[START EXTRACTED RECORDS]

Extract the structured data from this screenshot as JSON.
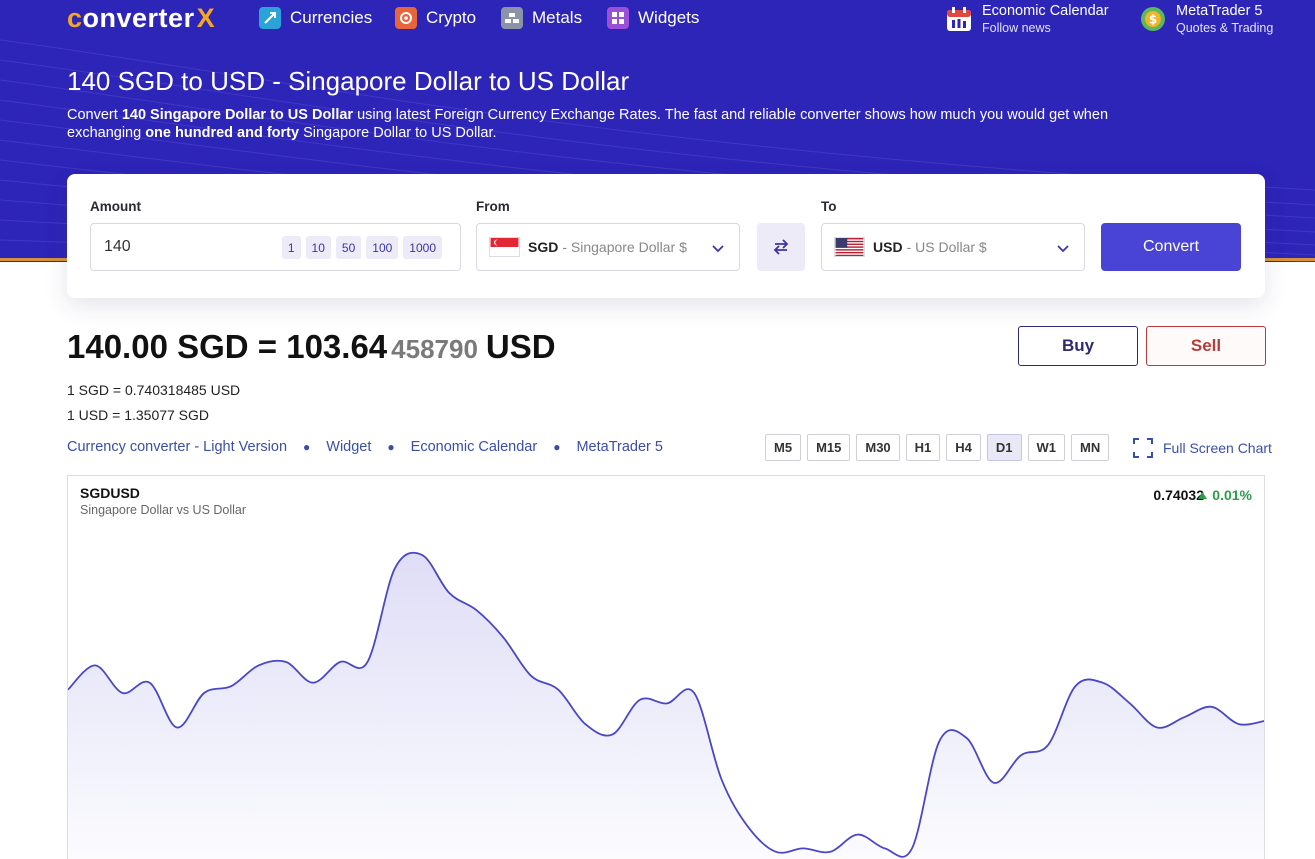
{
  "colors": {
    "hero_bg": "#2d24b8",
    "accent": "#4a44d6",
    "logo_accent": "#f5a623",
    "buy": "#2e2a72",
    "sell": "#b83a3a",
    "positive": "#2a9d4a",
    "chart_line": "#4a47c6"
  },
  "header": {
    "logo_text": {
      "c": "c",
      "middle": "onverter",
      "x": "X"
    },
    "nav": [
      {
        "label": "Currencies",
        "icon": "currencies-icon"
      },
      {
        "label": "Crypto",
        "icon": "crypto-icon"
      },
      {
        "label": "Metals",
        "icon": "metals-icon"
      },
      {
        "label": "Widgets",
        "icon": "widgets-icon"
      }
    ],
    "right_links": [
      {
        "title": "Economic Calendar",
        "subtitle": "Follow news",
        "icon": "calendar-icon"
      },
      {
        "title": "MetaTrader 5",
        "subtitle": "Quotes & Trading",
        "icon": "metatrader-icon"
      }
    ]
  },
  "page": {
    "title": "140 SGD to USD - Singapore Dollar to US Dollar",
    "intro": {
      "p1": "Convert ",
      "b1": "140 Singapore Dollar to US Dollar",
      "p2": " using latest Foreign Currency Exchange Rates. The fast and reliable converter shows how much you would get when exchanging ",
      "b2": "one hundred and forty",
      "p3": " Singapore Dollar to US Dollar."
    }
  },
  "converter": {
    "amount_label": "Amount",
    "amount_value": "140",
    "quick_amounts": [
      "1",
      "10",
      "50",
      "100",
      "1000"
    ],
    "from_label": "From",
    "from_code": "SGD",
    "from_name": "- Singapore Dollar $",
    "to_label": "To",
    "to_code": "USD",
    "to_name": "- US Dollar $",
    "convert_label": "Convert"
  },
  "result": {
    "main": "140.00 SGD = 103.64",
    "faded": "458790",
    "currency": "USD",
    "rate1": "1 SGD  =  0.740318485 USD",
    "rate2": "1 USD  =  1.35077 SGD",
    "buy_label": "Buy",
    "sell_label": "Sell"
  },
  "links": [
    "Currency converter - Light Version",
    "Widget",
    "Economic Calendar",
    "MetaTrader 5"
  ],
  "timeframes": {
    "items": [
      "M5",
      "M15",
      "M30",
      "H1",
      "H4",
      "D1",
      "W1",
      "MN"
    ],
    "active": "D1"
  },
  "fullscreen_label": "Full Screen Chart",
  "chart_data": {
    "type": "area",
    "symbol": "SGDUSD",
    "subtitle": "Singapore Dollar vs US Dollar",
    "last_price": "0.74032",
    "change": "0.01%",
    "trend": "up",
    "values": [
      0.7402,
      0.7409,
      0.7401,
      0.7404,
      0.7391,
      0.7401,
      0.7403,
      0.7409,
      0.741,
      0.7404,
      0.741,
      0.741,
      0.7437,
      0.7441,
      0.743,
      0.7425,
      0.7417,
      0.7406,
      0.7402,
      0.7392,
      0.7389,
      0.7399,
      0.7398,
      0.7401,
      0.7376,
      0.7362,
      0.7355,
      0.7356,
      0.7355,
      0.736,
      0.7356,
      0.7356,
      0.7387,
      0.7388,
      0.7375,
      0.7383,
      0.7386,
      0.7403,
      0.7404,
      0.7398,
      0.7391,
      0.7394,
      0.7397,
      0.7392,
      0.7393
    ]
  }
}
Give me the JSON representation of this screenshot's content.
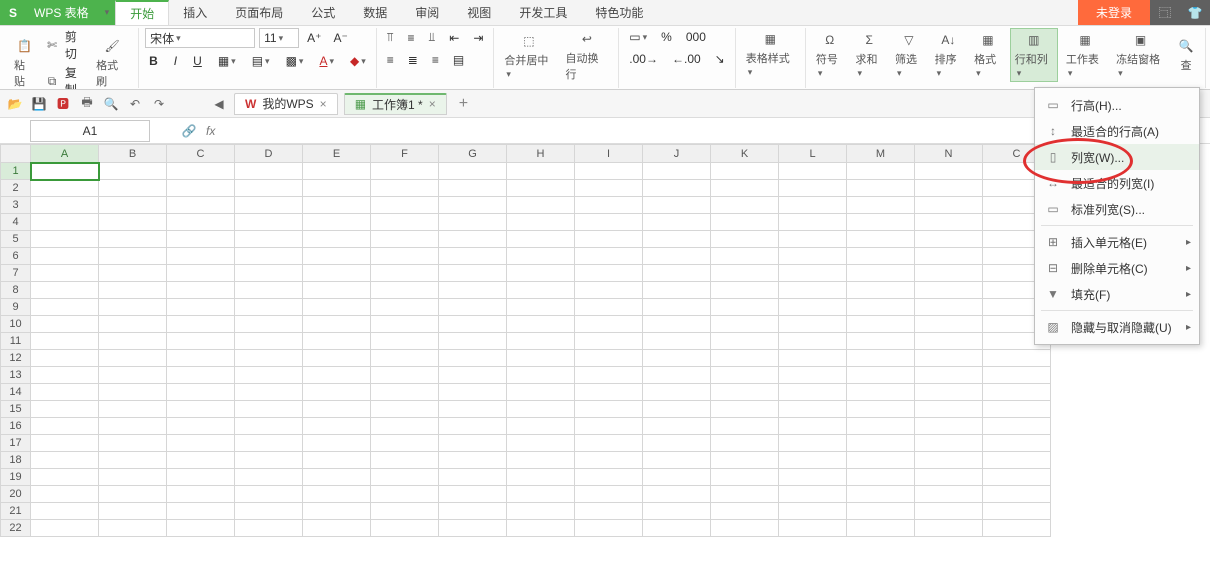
{
  "title": {
    "appName": "WPS 表格"
  },
  "menuTabs": [
    "开始",
    "插入",
    "页面布局",
    "公式",
    "数据",
    "审阅",
    "视图",
    "开发工具",
    "特色功能"
  ],
  "activeTab": 0,
  "signin": "未登录",
  "clipboard": {
    "cut": "剪切",
    "copy": "复制",
    "paste": "粘贴",
    "formatPainter": "格式刷"
  },
  "font": {
    "name": "宋体",
    "size": "11"
  },
  "merge": "合并居中",
  "wrap": "自动换行",
  "percent": "%",
  "tableStyle": "表格样式",
  "symbol": "符号",
  "sum": "求和",
  "filter": "筛选",
  "sort": "排序",
  "format": "格式",
  "rowsCols": "行和列",
  "worksheet": "工作表",
  "freeze": "冻结窗格",
  "find": "查",
  "docTabs": {
    "wps": "我的WPS",
    "book": "工作簿1 *"
  },
  "nameBox": "A1",
  "fx": "fx",
  "columns": [
    "A",
    "B",
    "C",
    "D",
    "E",
    "F",
    "G",
    "H",
    "I",
    "J",
    "K",
    "L",
    "M",
    "N",
    "C"
  ],
  "rows": [
    1,
    2,
    3,
    4,
    5,
    6,
    7,
    8,
    9,
    10,
    11,
    12,
    13,
    14,
    15,
    16,
    17,
    18,
    19,
    20,
    21,
    22
  ],
  "dropdown": {
    "rowHeight": "行高(H)...",
    "bestRowHeight": "最适合的行高(A)",
    "colWidth": "列宽(W)...",
    "bestColWidth": "最适合的列宽(I)",
    "stdWidth": "标准列宽(S)...",
    "insertCells": "插入单元格(E)",
    "deleteCells": "删除单元格(C)",
    "fill": "填充(F)",
    "hide": "隐藏与取消隐藏(U)"
  }
}
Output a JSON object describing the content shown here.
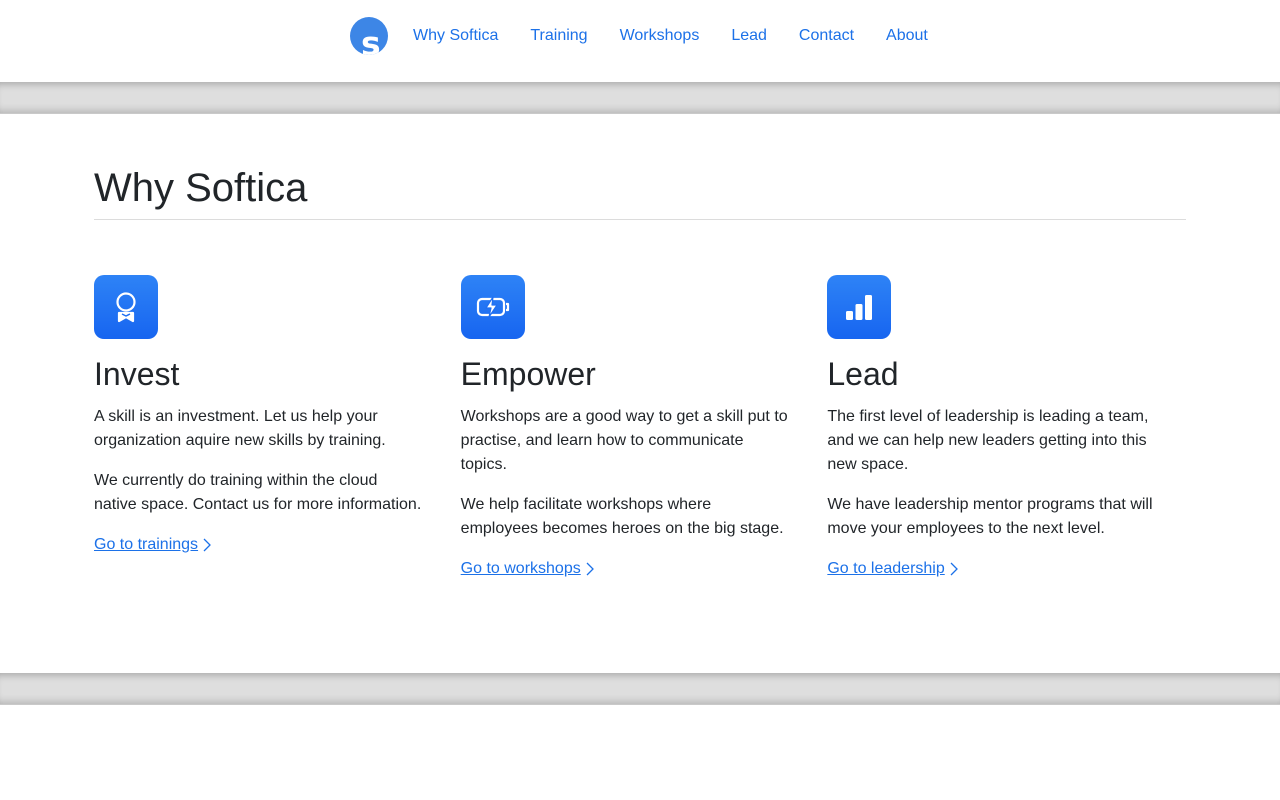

[END EXTRACTED RECORDS]

§ EXERCISE DETAILS
Reproduce all the records verbatim, excluding images.

§ OUTPUT
Extract the structured data from this screenshot as JSON.
{
  "colors": {
    "hero_bg": "#2d24b8",
    "accent": "#4a44d6",
    "logo_accent": "#f5a623",
    "buy": "#2e2a72",
    "sell": "#b83a3a",
    "positive": "#2a9d4a",
    "chart_line": "#4a47c6"
  },
  "header": {
    "logo_text": {
      "c": "c",
      "middle": "onverter",
      "x": "X"
    },
    "nav": [
      {
        "label": "Currencies",
        "icon": "currencies-icon"
      },
      {
        "label": "Crypto",
        "icon": "crypto-icon"
      },
      {
        "label": "Metals",
        "icon": "metals-icon"
      },
      {
        "label": "Widgets",
        "icon": "widgets-icon"
      }
    ],
    "right_links": [
      {
        "title": "Economic Calendar",
        "subtitle": "Follow news",
        "icon": "calendar-icon"
      },
      {
        "title": "MetaTrader 5",
        "subtitle": "Quotes & Trading",
        "icon": "metatrader-icon"
      }
    ]
  },
  "page": {
    "title": "140 SGD to USD - Singapore Dollar to US Dollar",
    "intro": {
      "p1": "Convert ",
      "b1": "140 Singapore Dollar to US Dollar",
      "p2": " using latest Foreign Currency Exchange Rates. The fast and reliable converter shows how much you would get when exchanging ",
      "b2": "one hundred and forty",
      "p3": " Singapore Dollar to US Dollar."
    }
  },
  "converter": {
    "amount_label": "Amount",
    "amount_value": "140",
    "quick_amounts": [
      "1",
      "10",
      "50",
      "100",
      "1000"
    ],
    "from_label": "From",
    "from_code": "SGD",
    "from_name": "- Singapore Dollar $",
    "to_label": "To",
    "to_code": "USD",
    "to_name": "- US Dollar $",
    "convert_label": "Convert"
  },
  "result": {
    "main": "140.00 SGD = 103.64",
    "faded": "458790",
    "currency": "USD",
    "rate1": "1 SGD  =  0.740318485 USD",
    "rate2": "1 USD  =  1.35077 SGD",
    "buy_label": "Buy",
    "sell_label": "Sell"
  },
  "links": [
    "Currency converter - Light Version",
    "Widget",
    "Economic Calendar",
    "MetaTrader 5"
  ],
  "timeframes": {
    "items": [
      "M5",
      "M15",
      "M30",
      "H1",
      "H4",
      "D1",
      "W1",
      "MN"
    ],
    "active": "D1"
  },
  "fullscreen_label": "Full Screen Chart",
  "chart_data": {
    "type": "area",
    "symbol": "SGDUSD",
    "subtitle": "Singapore Dollar vs US Dollar",
    "last_price": "0.74032",
    "change": "0.01%",
    "trend": "up",
    "values": [
      0.7402,
      0.7409,
      0.7401,
      0.7404,
      0.7391,
      0.7401,
      0.7403,
      0.7409,
      0.741,
      0.7404,
      0.741,
      0.741,
      0.7437,
      0.7441,
      0.743,
      0.7425,
      0.7417,
      0.7406,
      0.7402,
      0.7392,
      0.7389,
      0.7399,
      0.7398,
      0.7401,
      0.7376,
      0.7362,
      0.7355,
      0.7356,
      0.7355,
      0.736,
      0.7356,
      0.7356,
      0.7387,
      0.7388,
      0.7375,
      0.7383,
      0.7386,
      0.7403,
      0.7404,
      0.7398,
      0.7391,
      0.7394,
      0.7397,
      0.7392,
      0.7393
    ]
  }
}
Give me the JSON representation of this screenshot's content.
{
  "title": {
    "appName": "WPS 表格"
  },
  "menuTabs": [
    "开始",
    "插入",
    "页面布局",
    "公式",
    "数据",
    "审阅",
    "视图",
    "开发工具",
    "特色功能"
  ],
  "activeTab": 0,
  "signin": "未登录",
  "clipboard": {
    "cut": "剪切",
    "copy": "复制",
    "paste": "粘贴",
    "formatPainter": "格式刷"
  },
  "font": {
    "name": "宋体",
    "size": "11"
  },
  "merge": "合并居中",
  "wrap": "自动换行",
  "percent": "%",
  "tableStyle": "表格样式",
  "symbol": "符号",
  "sum": "求和",
  "filter": "筛选",
  "sort": "排序",
  "format": "格式",
  "rowsCols": "行和列",
  "worksheet": "工作表",
  "freeze": "冻结窗格",
  "find": "查",
  "docTabs": {
    "wps": "我的WPS",
    "book": "工作簿1 *"
  },
  "nameBox": "A1",
  "fx": "fx",
  "columns": [
    "A",
    "B",
    "C",
    "D",
    "E",
    "F",
    "G",
    "H",
    "I",
    "J",
    "K",
    "L",
    "M",
    "N",
    "C"
  ],
  "rows": [
    1,
    2,
    3,
    4,
    5,
    6,
    7,
    8,
    9,
    10,
    11,
    12,
    13,
    14,
    15,
    16,
    17,
    18,
    19,
    20,
    21,
    22
  ],
  "dropdown": {
    "rowHeight": "行高(H)...",
    "bestRowHeight": "最适合的行高(A)",
    "colWidth": "列宽(W)...",
    "bestColWidth": "最适合的列宽(I)",
    "stdWidth": "标准列宽(S)...",
    "insertCells": "插入单元格(E)",
    "deleteCells": "删除单元格(C)",
    "fill": "填充(F)",
    "hide": "隐藏与取消隐藏(U)"
  }
}
Output a JSON object describing the content shown here.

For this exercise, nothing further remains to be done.